Copy out every line of the records where the string "JSON" occurs.

[Records from a data collection]
........

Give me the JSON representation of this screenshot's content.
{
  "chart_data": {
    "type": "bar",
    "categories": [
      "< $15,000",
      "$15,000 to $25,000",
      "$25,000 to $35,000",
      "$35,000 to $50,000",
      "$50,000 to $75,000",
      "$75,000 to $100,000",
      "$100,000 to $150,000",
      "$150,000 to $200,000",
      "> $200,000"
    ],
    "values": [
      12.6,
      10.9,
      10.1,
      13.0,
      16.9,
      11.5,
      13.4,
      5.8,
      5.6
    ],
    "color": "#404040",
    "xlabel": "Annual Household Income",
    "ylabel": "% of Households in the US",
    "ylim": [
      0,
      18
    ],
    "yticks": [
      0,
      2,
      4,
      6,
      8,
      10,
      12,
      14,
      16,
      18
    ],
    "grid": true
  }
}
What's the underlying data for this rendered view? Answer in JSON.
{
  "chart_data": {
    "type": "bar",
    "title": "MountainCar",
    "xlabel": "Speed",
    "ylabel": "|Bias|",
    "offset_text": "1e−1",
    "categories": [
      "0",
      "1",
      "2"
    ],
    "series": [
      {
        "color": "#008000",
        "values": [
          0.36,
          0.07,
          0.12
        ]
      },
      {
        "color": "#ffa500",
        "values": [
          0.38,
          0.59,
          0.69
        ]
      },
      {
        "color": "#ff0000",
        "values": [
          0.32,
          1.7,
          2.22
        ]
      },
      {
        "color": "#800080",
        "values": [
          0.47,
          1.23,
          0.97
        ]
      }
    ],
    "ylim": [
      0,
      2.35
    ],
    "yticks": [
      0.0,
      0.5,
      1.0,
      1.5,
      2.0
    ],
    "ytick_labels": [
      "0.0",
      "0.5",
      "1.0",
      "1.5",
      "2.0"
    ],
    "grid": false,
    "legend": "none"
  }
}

........

Task solution:
Give me the JSON representation of this screenshot's content.
What's the underlying data for this rendered view? Answer in JSON.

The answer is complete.